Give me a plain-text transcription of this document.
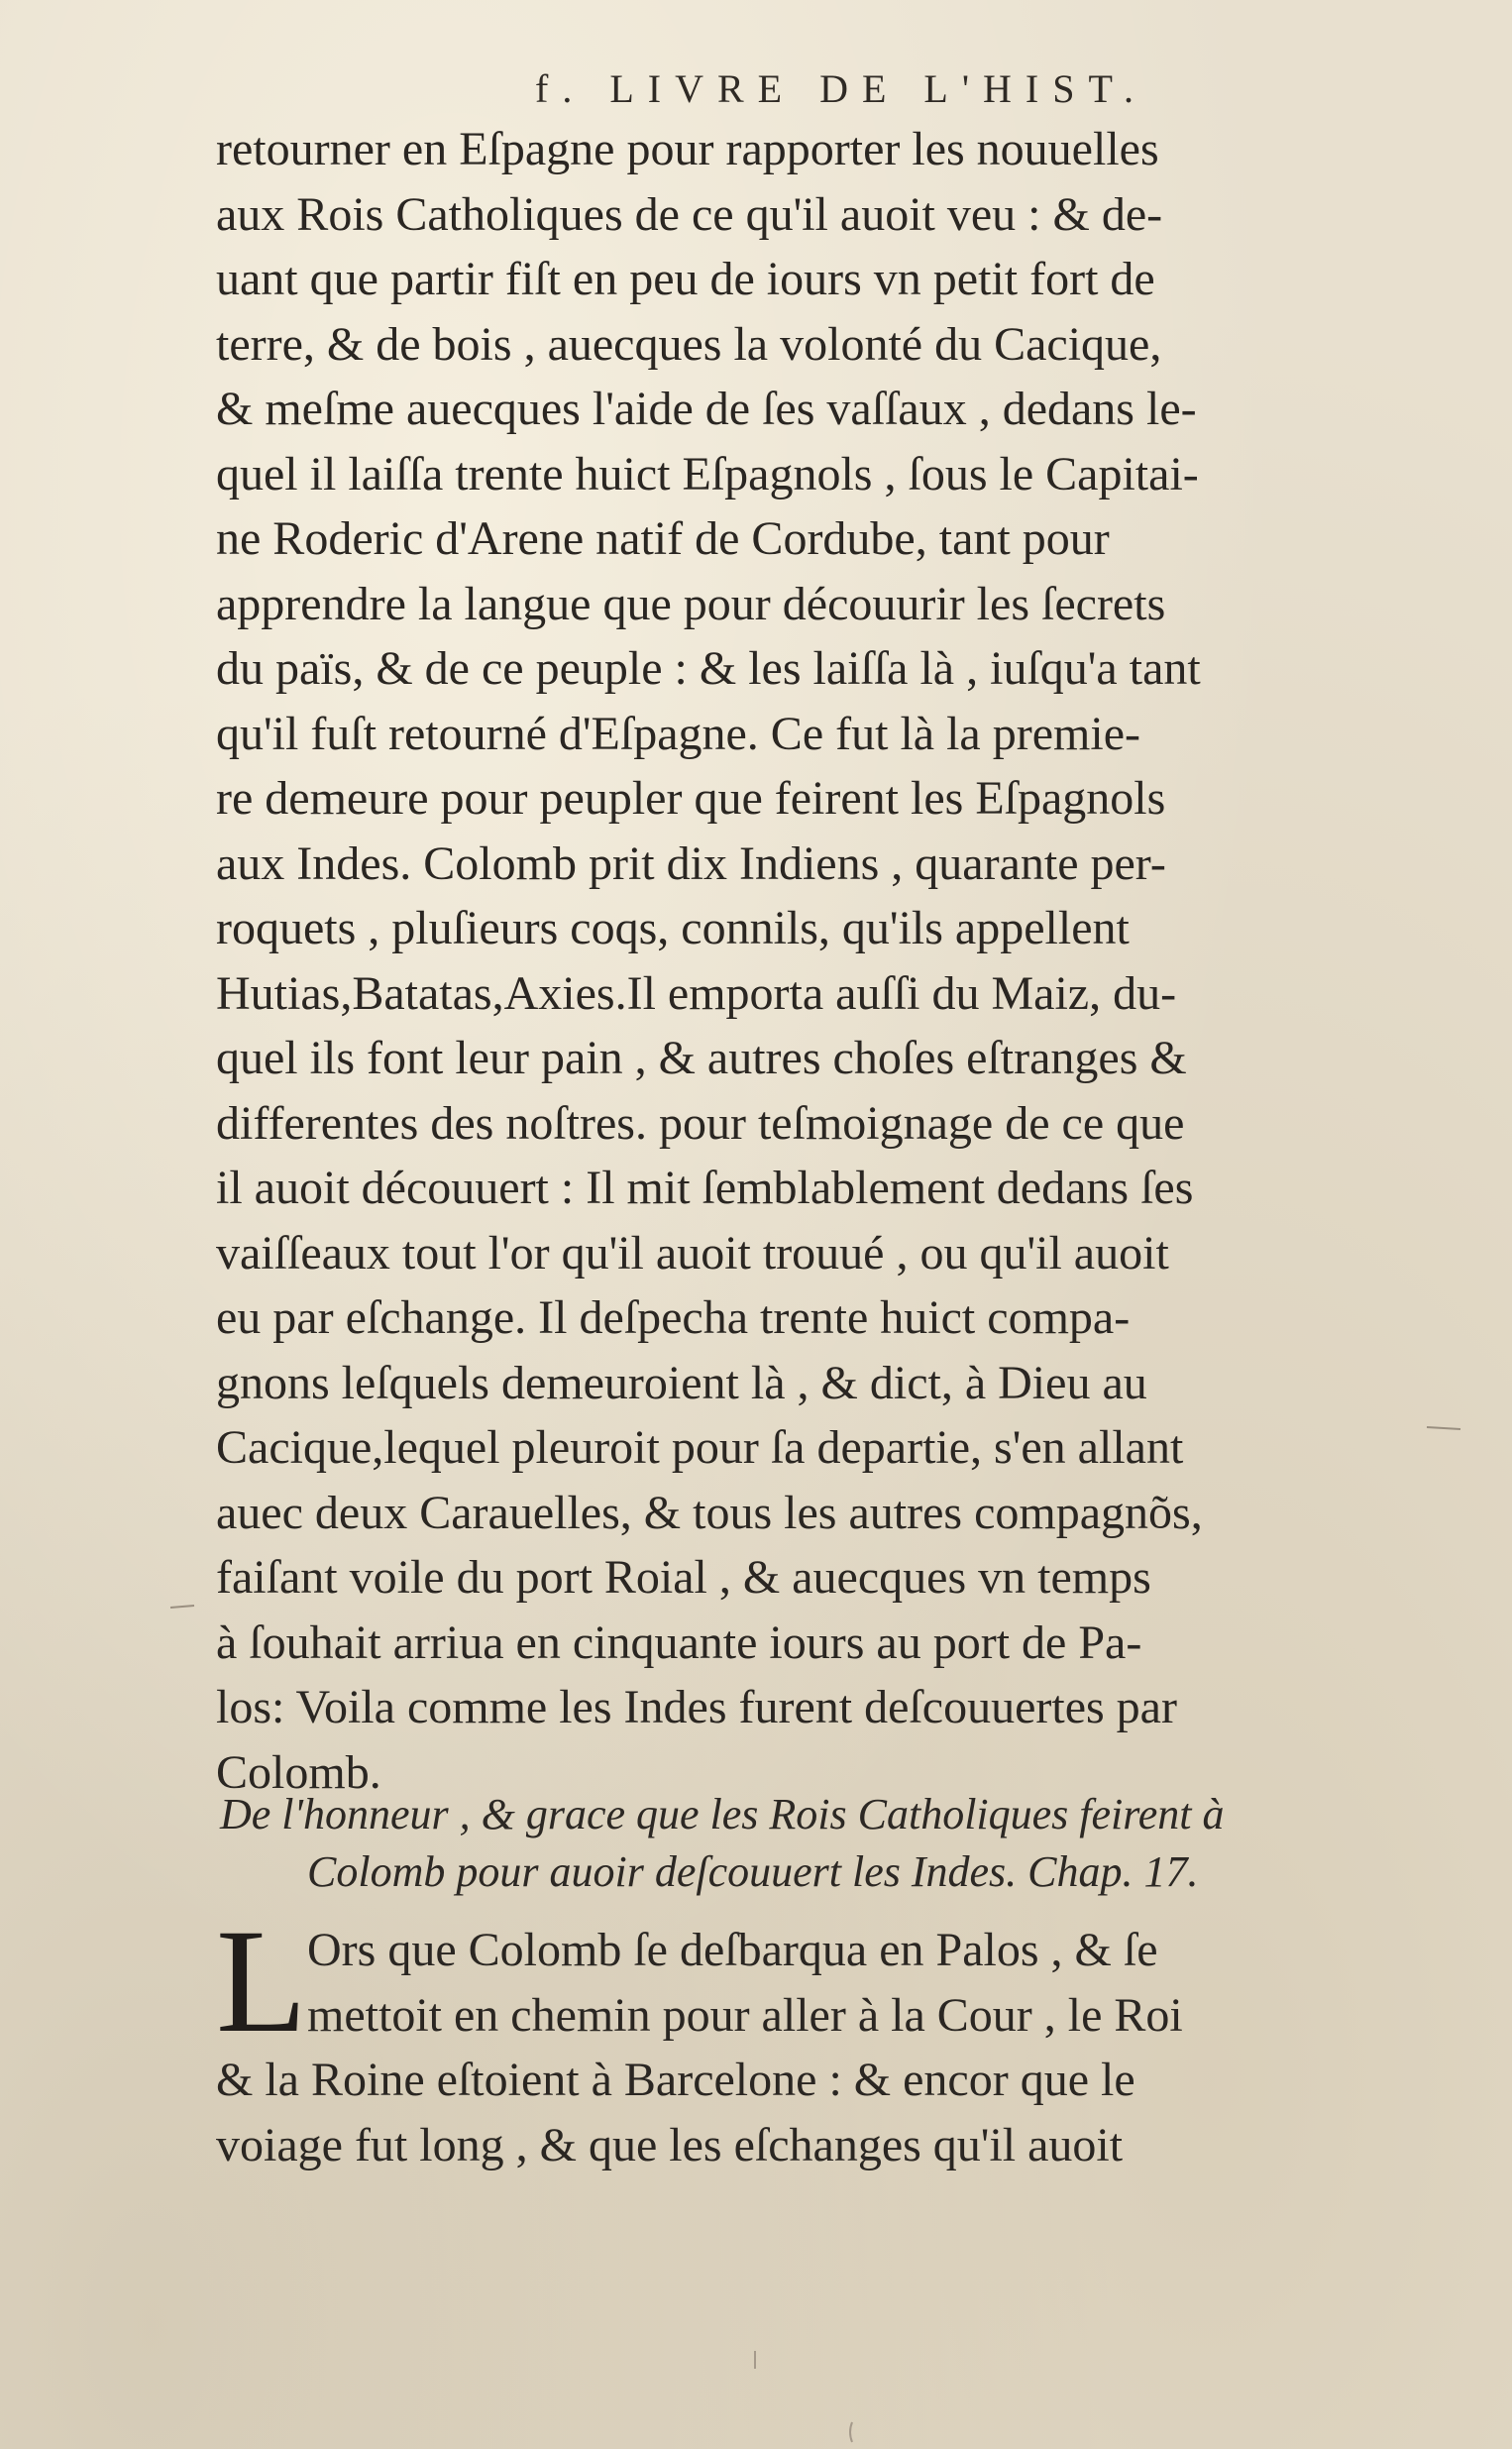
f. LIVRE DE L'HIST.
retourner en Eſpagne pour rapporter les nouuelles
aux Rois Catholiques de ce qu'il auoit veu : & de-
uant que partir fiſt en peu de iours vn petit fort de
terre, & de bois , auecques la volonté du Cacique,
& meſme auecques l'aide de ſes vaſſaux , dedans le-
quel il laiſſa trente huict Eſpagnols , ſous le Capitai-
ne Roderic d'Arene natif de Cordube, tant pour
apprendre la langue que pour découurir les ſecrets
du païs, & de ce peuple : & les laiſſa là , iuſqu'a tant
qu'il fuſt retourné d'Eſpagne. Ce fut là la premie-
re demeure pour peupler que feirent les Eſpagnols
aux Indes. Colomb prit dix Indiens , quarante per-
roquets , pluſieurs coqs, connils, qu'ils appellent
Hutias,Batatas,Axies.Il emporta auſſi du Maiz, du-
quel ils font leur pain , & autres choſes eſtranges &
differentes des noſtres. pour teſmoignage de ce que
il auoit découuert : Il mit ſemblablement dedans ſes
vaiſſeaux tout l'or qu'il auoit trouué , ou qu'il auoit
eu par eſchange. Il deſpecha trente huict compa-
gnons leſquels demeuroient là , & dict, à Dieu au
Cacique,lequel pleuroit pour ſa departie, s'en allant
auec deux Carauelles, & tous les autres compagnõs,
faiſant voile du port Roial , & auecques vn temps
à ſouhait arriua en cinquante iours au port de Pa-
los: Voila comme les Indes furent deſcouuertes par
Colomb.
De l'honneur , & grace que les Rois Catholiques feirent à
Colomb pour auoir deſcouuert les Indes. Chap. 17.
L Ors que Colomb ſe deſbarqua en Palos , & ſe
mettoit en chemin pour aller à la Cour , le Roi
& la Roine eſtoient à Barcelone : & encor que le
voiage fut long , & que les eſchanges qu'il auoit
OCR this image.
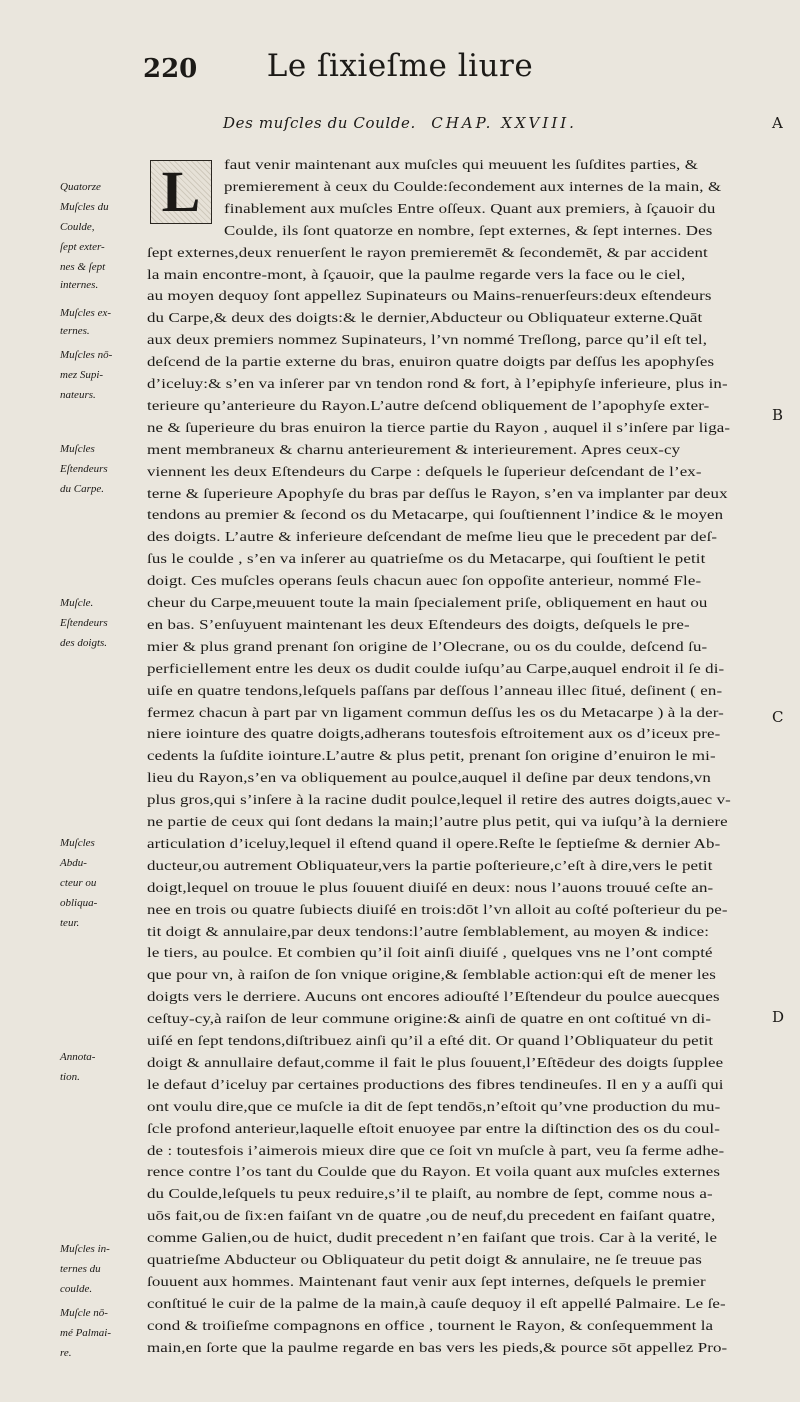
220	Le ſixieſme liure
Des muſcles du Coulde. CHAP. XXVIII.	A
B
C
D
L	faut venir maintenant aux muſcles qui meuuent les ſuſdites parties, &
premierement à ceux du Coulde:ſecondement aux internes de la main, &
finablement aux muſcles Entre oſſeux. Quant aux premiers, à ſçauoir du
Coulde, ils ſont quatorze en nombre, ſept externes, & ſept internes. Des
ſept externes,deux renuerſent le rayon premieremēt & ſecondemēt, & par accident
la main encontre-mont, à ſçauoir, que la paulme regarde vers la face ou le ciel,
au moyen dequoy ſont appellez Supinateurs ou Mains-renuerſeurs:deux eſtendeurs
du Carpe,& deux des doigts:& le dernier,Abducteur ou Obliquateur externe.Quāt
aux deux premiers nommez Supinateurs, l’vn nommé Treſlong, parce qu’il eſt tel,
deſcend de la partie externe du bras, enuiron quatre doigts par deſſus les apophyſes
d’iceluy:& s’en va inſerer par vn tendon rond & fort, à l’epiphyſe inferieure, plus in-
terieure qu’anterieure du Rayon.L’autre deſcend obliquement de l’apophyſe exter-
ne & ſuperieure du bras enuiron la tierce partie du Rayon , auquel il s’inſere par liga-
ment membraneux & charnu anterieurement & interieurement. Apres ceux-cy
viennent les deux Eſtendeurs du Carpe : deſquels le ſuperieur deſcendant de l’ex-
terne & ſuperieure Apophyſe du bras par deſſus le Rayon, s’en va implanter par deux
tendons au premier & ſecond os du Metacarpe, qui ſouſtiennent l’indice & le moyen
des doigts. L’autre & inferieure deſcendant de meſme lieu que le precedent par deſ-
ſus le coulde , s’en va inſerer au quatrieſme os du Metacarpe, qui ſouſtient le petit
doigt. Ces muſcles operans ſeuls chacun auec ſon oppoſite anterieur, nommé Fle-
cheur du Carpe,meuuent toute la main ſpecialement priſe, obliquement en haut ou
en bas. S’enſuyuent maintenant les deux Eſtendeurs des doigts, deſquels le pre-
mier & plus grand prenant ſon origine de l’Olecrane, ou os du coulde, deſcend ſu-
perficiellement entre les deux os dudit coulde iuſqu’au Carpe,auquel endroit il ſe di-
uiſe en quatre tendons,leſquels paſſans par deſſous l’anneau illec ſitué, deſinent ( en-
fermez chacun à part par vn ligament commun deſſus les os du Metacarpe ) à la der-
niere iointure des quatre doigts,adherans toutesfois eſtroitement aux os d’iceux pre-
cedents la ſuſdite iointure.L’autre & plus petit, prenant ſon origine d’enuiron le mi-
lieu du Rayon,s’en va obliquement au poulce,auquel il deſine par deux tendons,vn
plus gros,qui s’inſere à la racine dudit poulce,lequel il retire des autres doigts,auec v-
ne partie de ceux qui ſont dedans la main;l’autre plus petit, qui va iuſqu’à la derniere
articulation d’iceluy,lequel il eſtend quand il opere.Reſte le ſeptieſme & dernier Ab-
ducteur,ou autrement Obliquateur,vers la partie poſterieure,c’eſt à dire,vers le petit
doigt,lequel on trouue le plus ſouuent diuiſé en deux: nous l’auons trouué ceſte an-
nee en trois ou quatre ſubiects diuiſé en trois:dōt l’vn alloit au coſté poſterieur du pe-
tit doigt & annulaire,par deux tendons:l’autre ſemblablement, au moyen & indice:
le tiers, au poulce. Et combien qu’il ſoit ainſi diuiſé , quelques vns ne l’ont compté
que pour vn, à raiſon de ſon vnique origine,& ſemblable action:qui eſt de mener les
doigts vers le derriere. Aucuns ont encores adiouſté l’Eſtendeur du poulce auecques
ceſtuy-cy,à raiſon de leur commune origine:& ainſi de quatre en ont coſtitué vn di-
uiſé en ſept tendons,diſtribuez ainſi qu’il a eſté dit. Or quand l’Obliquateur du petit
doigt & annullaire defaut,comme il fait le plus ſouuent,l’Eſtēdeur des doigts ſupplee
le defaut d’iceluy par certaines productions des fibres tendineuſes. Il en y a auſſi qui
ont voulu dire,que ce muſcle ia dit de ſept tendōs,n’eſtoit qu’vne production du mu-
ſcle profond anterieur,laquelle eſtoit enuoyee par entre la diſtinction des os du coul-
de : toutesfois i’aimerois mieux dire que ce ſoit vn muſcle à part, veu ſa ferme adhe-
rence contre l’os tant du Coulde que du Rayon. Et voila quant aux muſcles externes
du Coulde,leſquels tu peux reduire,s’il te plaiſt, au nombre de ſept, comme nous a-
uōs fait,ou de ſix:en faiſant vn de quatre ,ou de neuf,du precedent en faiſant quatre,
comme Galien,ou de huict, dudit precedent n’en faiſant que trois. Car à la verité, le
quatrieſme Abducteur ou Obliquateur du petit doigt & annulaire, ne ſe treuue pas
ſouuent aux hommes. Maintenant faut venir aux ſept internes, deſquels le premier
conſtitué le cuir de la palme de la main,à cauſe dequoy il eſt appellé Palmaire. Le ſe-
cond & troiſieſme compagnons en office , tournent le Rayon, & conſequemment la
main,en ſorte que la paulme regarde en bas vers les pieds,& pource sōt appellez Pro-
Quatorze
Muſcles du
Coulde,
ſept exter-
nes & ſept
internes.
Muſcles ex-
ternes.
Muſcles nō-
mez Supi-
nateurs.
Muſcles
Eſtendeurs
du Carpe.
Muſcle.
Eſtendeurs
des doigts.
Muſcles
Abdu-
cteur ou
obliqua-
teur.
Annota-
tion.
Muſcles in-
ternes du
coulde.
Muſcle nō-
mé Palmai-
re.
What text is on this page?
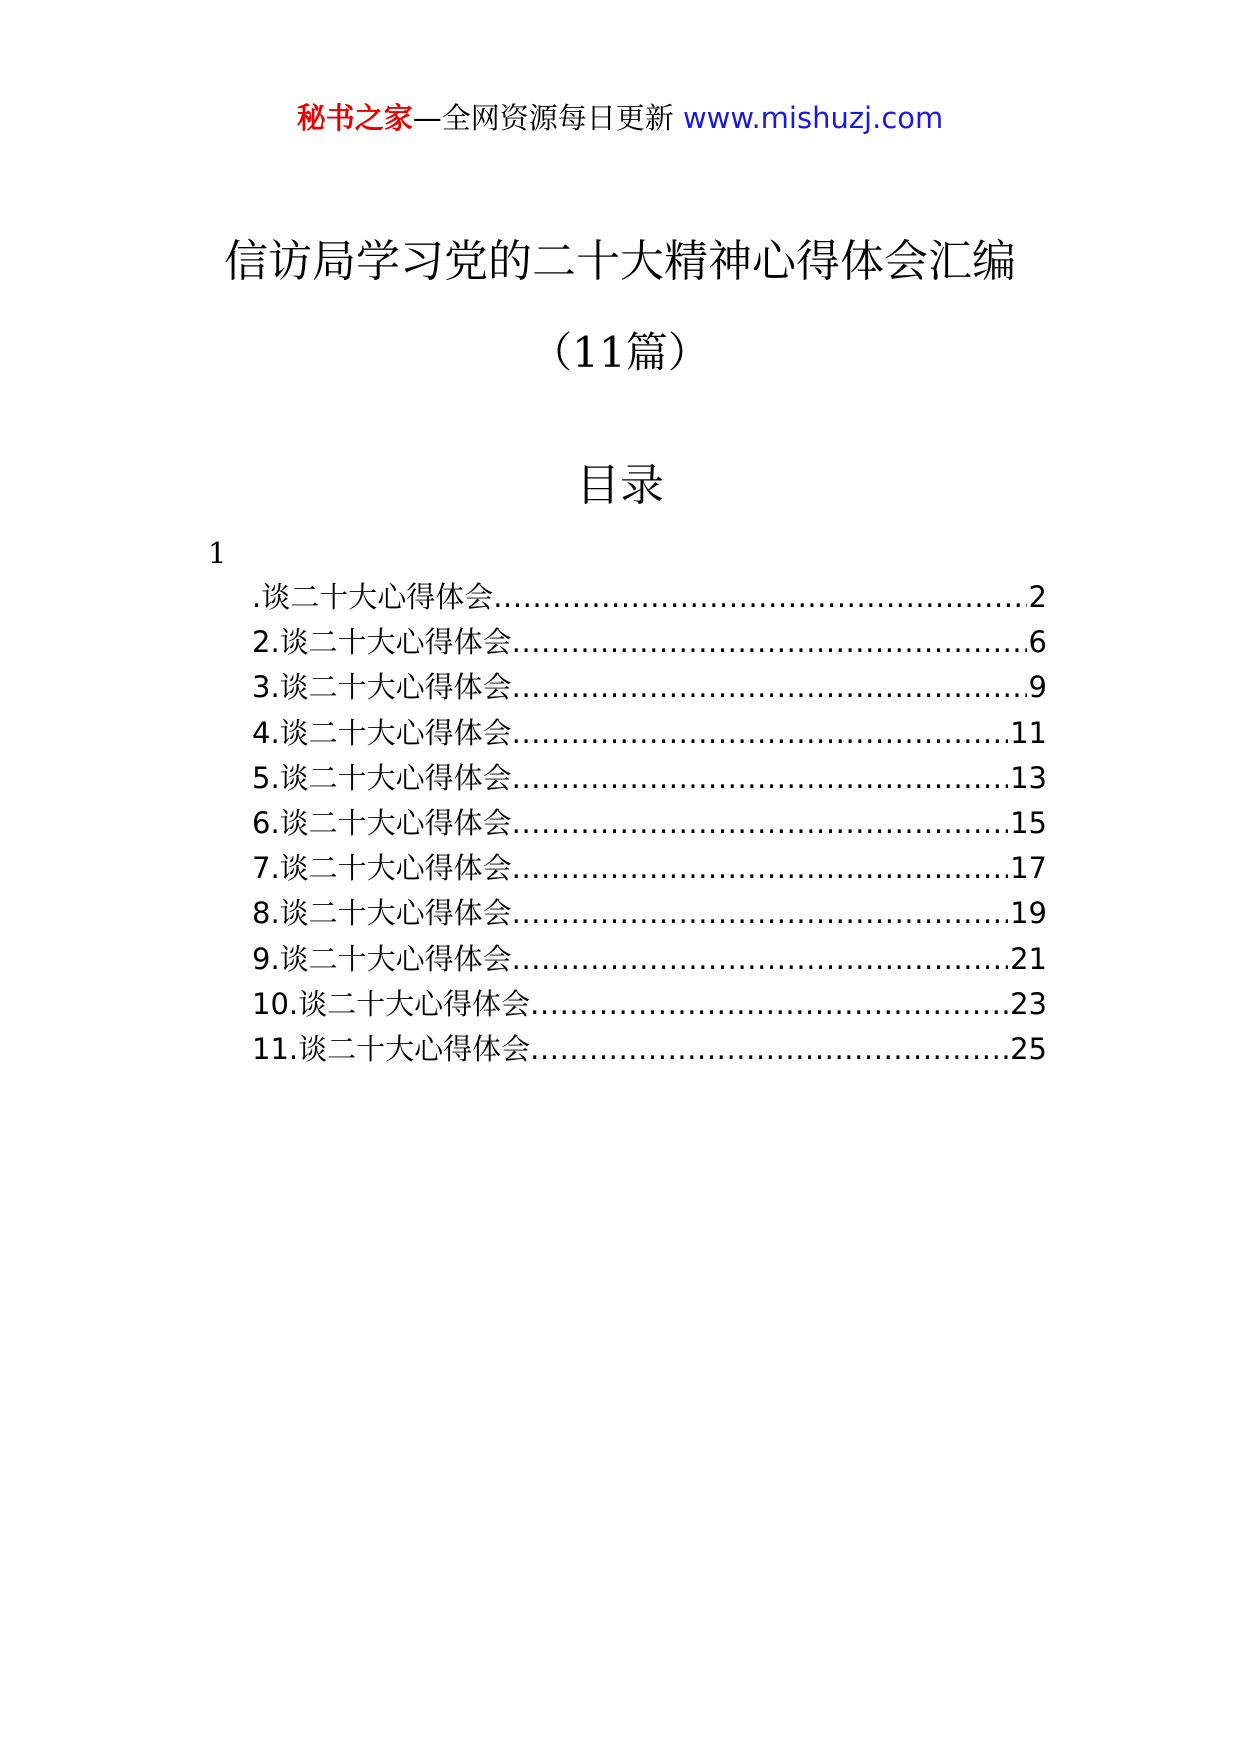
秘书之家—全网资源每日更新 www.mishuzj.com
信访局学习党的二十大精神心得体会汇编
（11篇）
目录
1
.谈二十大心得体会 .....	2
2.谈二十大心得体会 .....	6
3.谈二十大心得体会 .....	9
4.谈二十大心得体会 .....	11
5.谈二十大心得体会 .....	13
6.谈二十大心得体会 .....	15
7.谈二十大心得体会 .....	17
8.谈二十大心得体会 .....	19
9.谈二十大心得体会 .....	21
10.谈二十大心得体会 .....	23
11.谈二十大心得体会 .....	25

§

Instructions for the task
Select every line where the word "auecques" occurs.

Solution to this exercise
terre, & de bois , auecques la volonté du Cacique,
& meſme auecques l'aide de ſes vaſſaux , dedans le-
faiſant voile du port Roial , & auecques vn temps
doigts vers le derriere. Aucuns ont encores adiouſté l’Eſtendeur du poulce auecques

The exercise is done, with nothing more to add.